#### [Document segment]
Many people should have their wills redrawn as a result of the Tax Reform Act of 1976. "Among those who owe estate taxes, 80 to 90 per cent may want to make changes," says Richard B. Covey of the New York law firm, Carter, Ledyard & Milburn.
Even some people who don't owe estate taxes may want to reconsider their bequests. The new law imposes a capital gains tax on property that has increased in value since they bought it, and they may have to make arrangements for getting that tax paid. Property worth up to $60,000 however, is excempt.
Although imposing a broad capital gains liabilty, the Tax Reform Act frees many people from estate taxes. This year, no tax is owed by those with taxable estates under $120,000. That amount gradually rises unitl in 1981, $175,000 will escape tax-free. If you made tax-avoidance moves under the old law, but are now exempt from estate taxes, you'll probably want to take the obsolete provisions out of your will.
People who still find themselves subject to estate tax, and are married have an opportunity to leave more money to their spouse tax-free. It's particularly important to examine this option, since the new higher levels of taxation at death will leave the family much less of the taxable.

#### [Entries shown]
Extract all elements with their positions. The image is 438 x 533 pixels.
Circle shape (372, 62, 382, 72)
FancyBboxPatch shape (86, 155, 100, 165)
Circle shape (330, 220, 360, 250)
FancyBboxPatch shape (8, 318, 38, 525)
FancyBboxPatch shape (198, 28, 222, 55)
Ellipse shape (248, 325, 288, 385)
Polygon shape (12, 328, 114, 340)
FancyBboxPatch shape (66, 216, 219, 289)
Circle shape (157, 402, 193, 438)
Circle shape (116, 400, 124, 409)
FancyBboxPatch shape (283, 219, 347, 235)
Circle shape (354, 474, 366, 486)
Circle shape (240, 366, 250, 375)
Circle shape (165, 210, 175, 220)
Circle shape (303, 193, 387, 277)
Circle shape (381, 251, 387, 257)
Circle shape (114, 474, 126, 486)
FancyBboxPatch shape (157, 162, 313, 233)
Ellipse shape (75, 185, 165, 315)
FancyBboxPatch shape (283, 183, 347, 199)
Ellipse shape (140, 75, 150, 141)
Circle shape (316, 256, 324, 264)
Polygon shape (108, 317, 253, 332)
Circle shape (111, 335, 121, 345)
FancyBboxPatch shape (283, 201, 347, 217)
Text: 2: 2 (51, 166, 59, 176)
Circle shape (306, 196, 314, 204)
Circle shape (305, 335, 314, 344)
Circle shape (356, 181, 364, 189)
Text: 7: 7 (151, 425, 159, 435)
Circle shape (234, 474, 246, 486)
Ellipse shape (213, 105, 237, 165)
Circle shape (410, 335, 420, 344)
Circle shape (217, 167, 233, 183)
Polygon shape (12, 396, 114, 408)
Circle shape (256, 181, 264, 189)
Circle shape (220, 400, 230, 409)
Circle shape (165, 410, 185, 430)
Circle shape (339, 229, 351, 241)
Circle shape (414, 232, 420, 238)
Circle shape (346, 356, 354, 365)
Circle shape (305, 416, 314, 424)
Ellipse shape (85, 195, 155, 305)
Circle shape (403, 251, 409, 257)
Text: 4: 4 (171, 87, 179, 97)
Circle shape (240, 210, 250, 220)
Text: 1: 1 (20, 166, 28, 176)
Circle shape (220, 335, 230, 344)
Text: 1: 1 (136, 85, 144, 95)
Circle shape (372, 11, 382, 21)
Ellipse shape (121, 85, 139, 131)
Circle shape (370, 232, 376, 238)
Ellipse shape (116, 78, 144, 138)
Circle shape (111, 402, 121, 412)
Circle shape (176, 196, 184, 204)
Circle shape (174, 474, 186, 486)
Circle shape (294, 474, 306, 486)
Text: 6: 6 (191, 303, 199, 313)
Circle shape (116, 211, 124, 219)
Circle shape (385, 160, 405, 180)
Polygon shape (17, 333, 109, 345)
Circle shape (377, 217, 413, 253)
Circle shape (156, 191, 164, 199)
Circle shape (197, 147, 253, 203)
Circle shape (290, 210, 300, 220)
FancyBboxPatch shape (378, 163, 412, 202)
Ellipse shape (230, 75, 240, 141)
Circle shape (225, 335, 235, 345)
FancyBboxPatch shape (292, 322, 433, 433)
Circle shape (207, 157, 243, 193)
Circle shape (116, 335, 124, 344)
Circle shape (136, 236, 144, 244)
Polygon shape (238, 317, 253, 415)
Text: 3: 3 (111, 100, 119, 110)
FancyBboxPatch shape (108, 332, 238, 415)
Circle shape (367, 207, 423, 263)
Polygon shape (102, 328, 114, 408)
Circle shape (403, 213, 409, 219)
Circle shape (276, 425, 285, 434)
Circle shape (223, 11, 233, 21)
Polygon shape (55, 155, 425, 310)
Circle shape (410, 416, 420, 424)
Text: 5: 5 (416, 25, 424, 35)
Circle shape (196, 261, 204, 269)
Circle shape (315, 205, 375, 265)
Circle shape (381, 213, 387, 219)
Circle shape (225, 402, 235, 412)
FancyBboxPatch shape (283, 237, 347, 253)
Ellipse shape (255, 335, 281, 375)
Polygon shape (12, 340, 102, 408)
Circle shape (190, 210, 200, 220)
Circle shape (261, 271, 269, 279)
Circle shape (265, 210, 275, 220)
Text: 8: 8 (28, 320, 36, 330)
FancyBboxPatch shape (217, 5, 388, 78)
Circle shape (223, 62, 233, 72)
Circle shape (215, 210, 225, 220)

#### [Exercise tasks]
1) In the estate tax article, which lawyer says that 80 to 90 percent of those who owe estate taxes may want to make changes, and at what firm?
2) Reproduce the estate tax article verbatim, from "Even some people" through "of your will.".
3) Carry on the estate tax article from the point where it stops.
The entries play no part in this work.

#### [Your written answers]
1) Richard B. Covey of the New York law firm Carter, Ledyard & Milburn.

2)
Even some people who don't owe estate taxes may want to reconsider their bequests. The new law imposes a capital gains tax on property that has increased in value since they bought it, and they may have to make arrangements for getting that tax paid. Property worth up to $60,000 however, is excempt.
Although imposing a broad capital gains liabilty, the Tax Reform Act frees many people from estate taxes. This year, no tax is owed by those with taxable estates under $120,000. That amount gradually rises unitl in 1981, $175,000 will escape tax-free. If you made tax-avoidance moves under the old law, but are now exempt from estate taxes, you'll probably want to take the obsolete provisions out of your will.

3)
Under both the old law and the new one, a man can leave his wife (or vice versa) up to half his estate tax-free. But the new law also gives him the alternative of leaving her up to $250,000 free and clear. if half your estate is worth less than $250,000 you'll want to consider a change.
But just because the $250,000 deduction is there doesn't mean you should automatically use the full amount. Most people will save taxes by taking a different approach.
Each individual estate is entitled ot credit against estate taxes. In 1977, the credit is the equivalent to a $175,000 deduciton. By using the credit before taking the marital deduction, a couple can shelter more of their assets from taxes.
It's advantagious to have the wife own a considerable amount of property. She can then use her own estate credit to set up a tax-free trust, as described above, for the husband's benefit. The new law allows you to give $100,000 to your spouse tax-free (in a lump sum or spread over several years) in addition to $6,000 every year.
If all property is held jointly, the couple loses the tax-saving advantage outlined above. Joint property automatically passes to the other owner when one owner dies, so it's not possible to put part of it away in a tax-saving trust.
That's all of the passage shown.